THE TASK
Give only a count of the lines that include the string "confirm".

GIVEN RECORDS
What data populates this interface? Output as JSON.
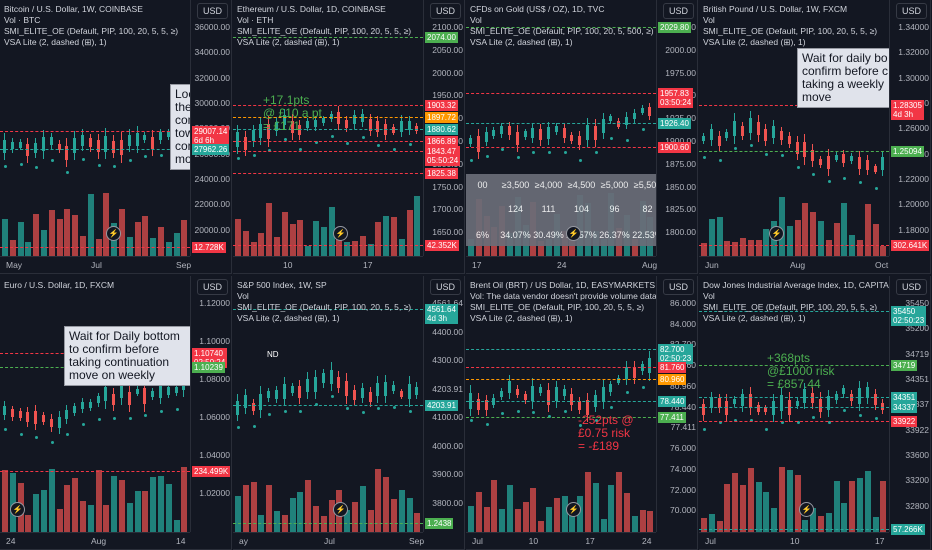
{
  "colors": {
    "bg": "#131722",
    "green": "#26a69a",
    "red": "#ef5350",
    "orange": "#ff9800",
    "greenLine": "#4caf50",
    "redLine": "#f23645"
  },
  "panes": [
    {
      "id": "btc",
      "title": "Bitcoin / U.S. Dollar, 1W, COINBASE",
      "legend2": "Vol · BTC",
      "legend3": "SMI_ELITE_OE (Default, PIP, 100, 20, 5, 5, ≥)",
      "legend4": "VSA Lite (2, dashed (⊞), 1)",
      "usd": "USD",
      "yticks": [
        "36000.00",
        "34000.00",
        "32000.00",
        "30000.00",
        "28000.00",
        "26000.00",
        "24000.00",
        "22000.00",
        "20000.00"
      ],
      "xticks": [
        "May",
        "Jul",
        "Sep"
      ],
      "labels": [
        {
          "t": "29007.14",
          "sub": "6d 6h"
        },
        {
          "t": "27962.26"
        },
        {
          "t": "12.728K"
        }
      ],
      "note": "Loo the con tow con mov"
    },
    {
      "id": "eth",
      "title": "Ethereum / U.S. Dollar, 1D, COINBASE",
      "legend2": "Vol · ETH",
      "legend3": "SMI_ELITE_OE (Default, PIP, 100, 20, 5, 5, ≥)",
      "legend4": "VSA Lite (2, dashed (⊞), 1)",
      "usd": "USD",
      "yticks": [
        "2100.00",
        "2050.00",
        "2000.00",
        "1950.00",
        "1900.00",
        "1850.00",
        "1800.00",
        "1750.00",
        "1700.00",
        "1650.00"
      ],
      "xticks": [
        "10",
        "17"
      ],
      "labels": [
        {
          "t": "2074.00"
        },
        {
          "t": "1903.32"
        },
        {
          "t": "1897.72"
        },
        {
          "t": "1880.62"
        },
        {
          "t": "1866.89"
        },
        {
          "t": "1843.47",
          "sub": "05:50:24"
        },
        {
          "t": "1825.38"
        },
        {
          "t": "42.352K"
        }
      ],
      "pnl": "+17.1pts\n@ £10 a pt\n= £171"
    },
    {
      "id": "gold",
      "title": "CFDs on Gold (US$ / OZ), 1D, TVC",
      "legend2": "Vol",
      "legend3": "SMI_ELITE_OE (Default, PIP, 100, 20, 5, 500, ≥)",
      "legend4": "VSA Lite (2, dashed (⊞), 1)",
      "usd": "USD",
      "yticks": [
        "2029.80",
        "2000.00",
        "1975.00",
        "1950.00",
        "1925.00",
        "1900.00",
        "1875.00",
        "1850.00",
        "1825.00",
        "1800.00"
      ],
      "xticks": [
        "17",
        "24",
        "Aug"
      ],
      "labels": [
        {
          "t": "2029.80"
        },
        {
          "t": "1957.83",
          "sub": "03:50:24"
        },
        {
          "t": "1926.40"
        },
        {
          "t": "1900.60"
        }
      ],
      "table": {
        "head": [
          "00",
          "≥3,500",
          "≥4,000",
          "≥4,500",
          "≥5,000",
          "≥5,500",
          "≥6,"
        ],
        "row1": [
          "",
          "124",
          "111",
          "104",
          "96",
          "82",
          "7"
        ],
        "row2": [
          "6%",
          "34.07%",
          "30.49%",
          "28.57%",
          "26.37%",
          "22.53%",
          "20."
        ]
      }
    },
    {
      "id": "gbp",
      "title": "British Pound / U.S. Dollar, 1W, FXCM",
      "legend2": "Vol",
      "legend3": "SMI_ELITE_OE (Default, PIP, 100, 20, 5, 5, ≥)",
      "legend4": "VSA Lite (2, dashed (⊞), 1)",
      "usd": "USD",
      "yticks": [
        "1.34000",
        "1.32000",
        "1.30000",
        "1.28000",
        "1.26000",
        "1.24000",
        "1.22000",
        "1.20000",
        "1.18000"
      ],
      "xticks": [
        "Jun",
        "Aug",
        "Oct"
      ],
      "labels": [
        {
          "t": "1.28305",
          "sub": "4d 3h"
        },
        {
          "t": "1.25094"
        },
        {
          "t": "302.641K"
        }
      ],
      "note": "Wait for daily bo confirm before c taking a weekly move"
    },
    {
      "id": "eur",
      "title": "Euro / U.S. Dollar, 1D, FXCM",
      "legend2": "",
      "legend3": "",
      "legend4": "",
      "usd": "USD",
      "yticks": [
        "1.12000",
        "1.10000",
        "1.08000",
        "1.06000",
        "1.04000",
        "1.02000"
      ],
      "xticks": [
        "24",
        "Aug",
        "14"
      ],
      "labels": [
        {
          "t": "1.10740",
          "sub": "02:50:24"
        },
        {
          "t": "1.10239"
        },
        {
          "t": "234.499K"
        }
      ],
      "note": "Wait for Daily bottom to confirm before taking continuation move on weekly"
    },
    {
      "id": "spx",
      "title": "S&P 500 Index, 1W, SP",
      "legend2": "Vol",
      "legend3": "SMI_ELITE_OE (Default, PIP, 100, 20, 5, 5, ≥)",
      "legend4": "VSA Lite (2, dashed (⊞), 1)",
      "usd": "USD",
      "yticks": [
        "4561.64",
        "4400.00",
        "4300.00",
        "4203.91",
        "4100.00",
        "4000.00",
        "3900.00",
        "3800.00"
      ],
      "xticks": [
        "ay",
        "Jul",
        "Sep"
      ],
      "labels": [
        {
          "t": "4561.64",
          "sub": "4d 3h"
        },
        {
          "t": "4203.91"
        },
        {
          "t": "1.2438"
        }
      ],
      "nd": "ND"
    },
    {
      "id": "brent",
      "title": "Brent Oil (BRT) / US Dollar, 1D, EASYMARKETS",
      "legend2": "Vol: The data vendor doesn't provide volume data for this",
      "legend3": "SMI_ELITE_OE (Default, PIP, 100, 20, 5, 5, ≥)",
      "legend4": "VSA Lite (2, dashed (⊞), 1)",
      "usd": "USD",
      "yticks": [
        "86.000",
        "84.000",
        "82.700",
        "81.760",
        "80.960",
        "78.440",
        "77.411",
        "76.000",
        "74.000",
        "72.000",
        "70.000"
      ],
      "xticks": [
        "Jul",
        "10",
        "17",
        "24"
      ],
      "labels": [
        {
          "t": "82.700",
          "sub": "02:50:23"
        },
        {
          "t": "81.760"
        },
        {
          "t": "80.960"
        },
        {
          "t": "78.440"
        },
        {
          "t": "77.411"
        }
      ],
      "pnl": "-252pts @\n£0.75 risk\n= -£189"
    },
    {
      "id": "dji",
      "title": "Dow Jones Industrial Average Index, 1D, CAPITALCOM",
      "legend2": "Vol",
      "legend3": "SMI_ELITE_OE (Default, PIP, 100, 20, 5, 5, ≥)",
      "legend4": "VSA Lite (2, dashed (⊞), 1)",
      "usd": "USD",
      "yticks": [
        "35450",
        "35200",
        "34719",
        "34351",
        "34337",
        "33922",
        "33600",
        "33200",
        "32800"
      ],
      "xticks": [
        "Jul",
        "10",
        "17"
      ],
      "labels": [
        {
          "t": "35450",
          "sub": "02:50:23"
        },
        {
          "t": "34719"
        },
        {
          "t": "34351"
        },
        {
          "t": "34337"
        },
        {
          "t": "33922"
        },
        {
          "t": "57.266K"
        }
      ],
      "pnl": "+368pts\n@£1000 risk\n= £857.44"
    }
  ]
}
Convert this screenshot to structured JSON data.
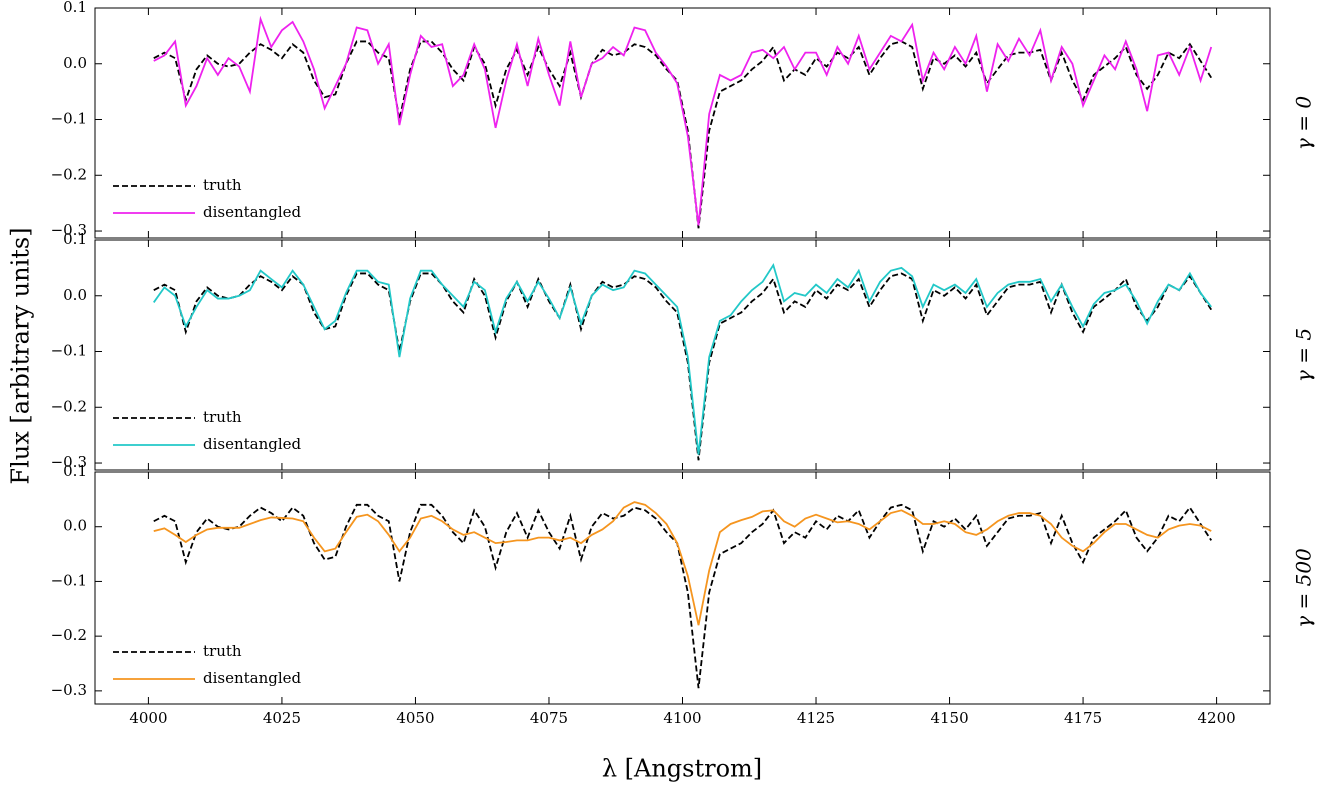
{
  "chart_data": {
    "type": "line",
    "x_label": "λ [Angstrom]",
    "y_label": "Flux [arbitrary units]",
    "legend": "lower left",
    "xlim": [
      3990,
      4210
    ],
    "xticks": [
      4000,
      4025,
      4050,
      4075,
      4100,
      4125,
      4150,
      4175,
      4200
    ],
    "x": [
      4001,
      4003,
      4005,
      4007,
      4009,
      4011,
      4013,
      4015,
      4017,
      4019,
      4021,
      4023,
      4025,
      4027,
      4029,
      4031,
      4033,
      4035,
      4037,
      4039,
      4041,
      4043,
      4045,
      4047,
      4049,
      4051,
      4053,
      4055,
      4057,
      4059,
      4061,
      4063,
      4065,
      4067,
      4069,
      4071,
      4073,
      4075,
      4077,
      4079,
      4081,
      4083,
      4085,
      4087,
      4089,
      4091,
      4093,
      4095,
      4097,
      4099,
      4101,
      4103,
      4105,
      4107,
      4109,
      4111,
      4113,
      4115,
      4117,
      4119,
      4121,
      4123,
      4125,
      4127,
      4129,
      4131,
      4133,
      4135,
      4137,
      4139,
      4141,
      4143,
      4145,
      4147,
      4149,
      4151,
      4153,
      4155,
      4157,
      4159,
      4161,
      4163,
      4165,
      4167,
      4169,
      4171,
      4173,
      4175,
      4177,
      4179,
      4181,
      4183,
      4185,
      4187,
      4189,
      4191,
      4193,
      4195,
      4197,
      4199
    ],
    "panels": [
      {
        "label": "γ = 0",
        "ylim": [
          -0.3125,
          0.1
        ],
        "yticks": [
          0.1,
          {
            "value": 0,
            "label": "0.0"
          },
          {
            "value": -0.1,
            "label": "−0.1"
          },
          {
            "value": -0.2,
            "label": "−0.2"
          },
          {
            "value": -0.3,
            "label": "−0.3"
          }
        ],
        "series": [
          {
            "name": "truth",
            "color": "#000000",
            "linestyle": "dashed",
            "values": [
              0.01,
              0.02,
              0.01,
              -0.065,
              -0.01,
              0.015,
              0.0,
              -0.005,
              0.0,
              0.02,
              0.035,
              0.025,
              0.01,
              0.035,
              0.02,
              -0.03,
              -0.06,
              -0.055,
              0.0,
              0.04,
              0.04,
              0.02,
              0.01,
              -0.1,
              -0.01,
              0.04,
              0.04,
              0.02,
              -0.01,
              -0.03,
              0.03,
              0.0,
              -0.075,
              -0.01,
              0.025,
              -0.02,
              0.03,
              -0.01,
              -0.04,
              0.02,
              -0.06,
              0.0,
              0.025,
              0.015,
              0.02,
              0.035,
              0.03,
              0.015,
              -0.01,
              -0.03,
              -0.12,
              -0.295,
              -0.12,
              -0.05,
              -0.04,
              -0.03,
              -0.01,
              0.005,
              0.03,
              -0.03,
              -0.01,
              -0.02,
              0.01,
              -0.005,
              0.02,
              0.01,
              0.03,
              -0.02,
              0.01,
              0.035,
              0.04,
              0.03,
              -0.045,
              0.01,
              0.0,
              0.015,
              -0.005,
              0.02,
              -0.035,
              -0.01,
              0.015,
              0.02,
              0.02,
              0.025,
              -0.03,
              0.02,
              -0.03,
              -0.065,
              -0.02,
              -0.005,
              0.01,
              0.03,
              -0.02,
              -0.045,
              -0.02,
              0.02,
              0.01,
              0.035,
              0.005,
              -0.025
            ]
          },
          {
            "name": "disentangled",
            "color": "#ee22ee",
            "linestyle": "solid",
            "values": [
              0.005,
              0.015,
              0.04,
              -0.075,
              -0.04,
              0.01,
              -0.02,
              0.01,
              -0.005,
              -0.05,
              0.08,
              0.03,
              0.06,
              0.075,
              0.04,
              -0.01,
              -0.08,
              -0.04,
              0.0,
              0.065,
              0.06,
              0.0,
              0.035,
              -0.11,
              -0.02,
              0.05,
              0.03,
              0.035,
              -0.04,
              -0.02,
              0.035,
              -0.01,
              -0.115,
              -0.03,
              0.035,
              -0.04,
              0.045,
              -0.02,
              -0.075,
              0.04,
              -0.06,
              0.0,
              0.01,
              0.03,
              0.015,
              0.065,
              0.06,
              0.02,
              -0.005,
              -0.035,
              -0.13,
              -0.29,
              -0.09,
              -0.02,
              -0.03,
              -0.02,
              0.02,
              0.025,
              0.01,
              0.03,
              -0.01,
              0.02,
              0.02,
              -0.02,
              0.03,
              0.0,
              0.05,
              -0.01,
              0.02,
              0.05,
              0.04,
              0.07,
              -0.03,
              0.02,
              -0.01,
              0.03,
              0.0,
              0.05,
              -0.05,
              0.035,
              0.005,
              0.045,
              0.015,
              0.06,
              -0.03,
              0.03,
              0.0,
              -0.075,
              -0.03,
              0.015,
              -0.01,
              0.04,
              -0.01,
              -0.085,
              0.015,
              0.02,
              -0.02,
              0.03,
              -0.03,
              0.03
            ]
          }
        ]
      },
      {
        "label": "γ = 5",
        "ylim": [
          -0.3125,
          0.1
        ],
        "yticks": [
          0.1,
          {
            "value": 0,
            "label": "0.0"
          },
          {
            "value": -0.1,
            "label": "−0.1"
          },
          {
            "value": -0.2,
            "label": "−0.2"
          },
          {
            "value": -0.3,
            "label": "−0.3"
          }
        ],
        "series": [
          {
            "name": "truth",
            "color": "#000000",
            "linestyle": "dashed",
            "values": [
              0.01,
              0.02,
              0.01,
              -0.065,
              -0.01,
              0.015,
              0.0,
              -0.005,
              0.0,
              0.02,
              0.035,
              0.025,
              0.01,
              0.035,
              0.02,
              -0.03,
              -0.06,
              -0.055,
              0.0,
              0.04,
              0.04,
              0.02,
              0.01,
              -0.1,
              -0.01,
              0.04,
              0.04,
              0.02,
              -0.01,
              -0.03,
              0.03,
              0.0,
              -0.075,
              -0.01,
              0.025,
              -0.02,
              0.03,
              -0.01,
              -0.04,
              0.02,
              -0.06,
              0.0,
              0.025,
              0.015,
              0.02,
              0.035,
              0.03,
              0.015,
              -0.01,
              -0.03,
              -0.12,
              -0.295,
              -0.12,
              -0.05,
              -0.04,
              -0.03,
              -0.01,
              0.005,
              0.03,
              -0.03,
              -0.01,
              -0.02,
              0.01,
              -0.005,
              0.02,
              0.01,
              0.03,
              -0.02,
              0.01,
              0.035,
              0.04,
              0.03,
              -0.045,
              0.01,
              0.0,
              0.015,
              -0.005,
              0.02,
              -0.035,
              -0.01,
              0.015,
              0.02,
              0.02,
              0.025,
              -0.03,
              0.02,
              -0.03,
              -0.065,
              -0.02,
              -0.005,
              0.01,
              0.03,
              -0.02,
              -0.045,
              -0.02,
              0.02,
              0.01,
              0.035,
              0.005,
              -0.025
            ]
          },
          {
            "name": "disentangled",
            "color": "#22c8c8",
            "linestyle": "solid",
            "values": [
              -0.012,
              0.015,
              0.0,
              -0.055,
              -0.02,
              0.01,
              -0.005,
              -0.005,
              0.0,
              0.01,
              0.045,
              0.03,
              0.015,
              0.045,
              0.02,
              -0.02,
              -0.06,
              -0.045,
              0.005,
              0.045,
              0.045,
              0.025,
              0.02,
              -0.11,
              -0.005,
              0.045,
              0.045,
              0.02,
              0.0,
              -0.02,
              0.025,
              0.01,
              -0.065,
              -0.005,
              0.025,
              -0.01,
              0.025,
              -0.005,
              -0.04,
              0.015,
              -0.05,
              0.0,
              0.02,
              0.01,
              0.015,
              0.045,
              0.04,
              0.02,
              0.0,
              -0.02,
              -0.11,
              -0.285,
              -0.11,
              -0.045,
              -0.035,
              -0.01,
              0.01,
              0.025,
              0.055,
              -0.01,
              0.005,
              0.0,
              0.02,
              0.005,
              0.03,
              0.015,
              0.045,
              -0.01,
              0.025,
              0.045,
              0.05,
              0.035,
              -0.02,
              0.02,
              0.01,
              0.02,
              0.005,
              0.03,
              -0.02,
              0.005,
              0.02,
              0.025,
              0.025,
              0.03,
              -0.01,
              0.02,
              -0.02,
              -0.055,
              -0.015,
              0.005,
              0.01,
              0.02,
              -0.01,
              -0.05,
              -0.01,
              0.02,
              0.01,
              0.04,
              0.005,
              -0.02
            ]
          }
        ]
      },
      {
        "label": "γ = 500",
        "ylim": [
          -0.324,
          0.1
        ],
        "yticks": [
          0.1,
          {
            "value": 0,
            "label": "0.0"
          },
          {
            "value": -0.1,
            "label": "−0.1"
          },
          {
            "value": -0.2,
            "label": "−0.2"
          },
          {
            "value": -0.3,
            "label": "−0.3"
          }
        ],
        "series": [
          {
            "name": "truth",
            "color": "#000000",
            "linestyle": "dashed",
            "values": [
              0.01,
              0.02,
              0.01,
              -0.065,
              -0.01,
              0.015,
              0.0,
              -0.005,
              0.0,
              0.02,
              0.035,
              0.025,
              0.01,
              0.035,
              0.02,
              -0.03,
              -0.06,
              -0.055,
              0.0,
              0.04,
              0.04,
              0.02,
              0.01,
              -0.1,
              -0.01,
              0.04,
              0.04,
              0.02,
              -0.01,
              -0.03,
              0.03,
              0.0,
              -0.075,
              -0.01,
              0.025,
              -0.02,
              0.03,
              -0.01,
              -0.04,
              0.02,
              -0.06,
              0.0,
              0.025,
              0.015,
              0.02,
              0.035,
              0.03,
              0.015,
              -0.01,
              -0.03,
              -0.12,
              -0.295,
              -0.12,
              -0.05,
              -0.04,
              -0.03,
              -0.01,
              0.005,
              0.03,
              -0.03,
              -0.01,
              -0.02,
              0.01,
              -0.005,
              0.02,
              0.01,
              0.03,
              -0.02,
              0.01,
              0.035,
              0.04,
              0.03,
              -0.045,
              0.01,
              0.0,
              0.015,
              -0.005,
              0.02,
              -0.035,
              -0.01,
              0.015,
              0.02,
              0.02,
              0.025,
              -0.03,
              0.02,
              -0.03,
              -0.065,
              -0.02,
              -0.005,
              0.01,
              0.03,
              -0.02,
              -0.045,
              -0.02,
              0.02,
              0.01,
              0.035,
              0.005,
              -0.025
            ]
          },
          {
            "name": "disentangled",
            "color": "#f5951f",
            "linestyle": "solid",
            "values": [
              -0.008,
              -0.003,
              -0.015,
              -0.028,
              -0.015,
              -0.005,
              -0.002,
              -0.002,
              -0.002,
              0.005,
              0.012,
              0.017,
              0.016,
              0.015,
              0.01,
              -0.02,
              -0.045,
              -0.04,
              -0.01,
              0.018,
              0.022,
              0.01,
              -0.015,
              -0.045,
              -0.02,
              0.015,
              0.02,
              0.01,
              -0.005,
              -0.015,
              -0.01,
              -0.02,
              -0.03,
              -0.028,
              -0.025,
              -0.025,
              -0.02,
              -0.02,
              -0.025,
              -0.02,
              -0.03,
              -0.015,
              -0.005,
              0.01,
              0.035,
              0.045,
              0.04,
              0.025,
              0.005,
              -0.03,
              -0.09,
              -0.18,
              -0.08,
              -0.01,
              0.005,
              0.012,
              0.018,
              0.028,
              0.03,
              0.01,
              0.0,
              0.015,
              0.022,
              0.015,
              0.008,
              0.01,
              0.005,
              -0.005,
              0.01,
              0.025,
              0.03,
              0.02,
              0.005,
              0.005,
              0.01,
              0.005,
              -0.01,
              -0.015,
              -0.005,
              0.01,
              0.02,
              0.025,
              0.025,
              0.02,
              0.005,
              -0.02,
              -0.035,
              -0.045,
              -0.03,
              -0.01,
              0.005,
              0.005,
              -0.005,
              -0.015,
              -0.02,
              -0.005,
              0.002,
              0.005,
              0.002,
              -0.008
            ]
          }
        ]
      }
    ]
  }
}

RESPONSE TO THIS TASK
2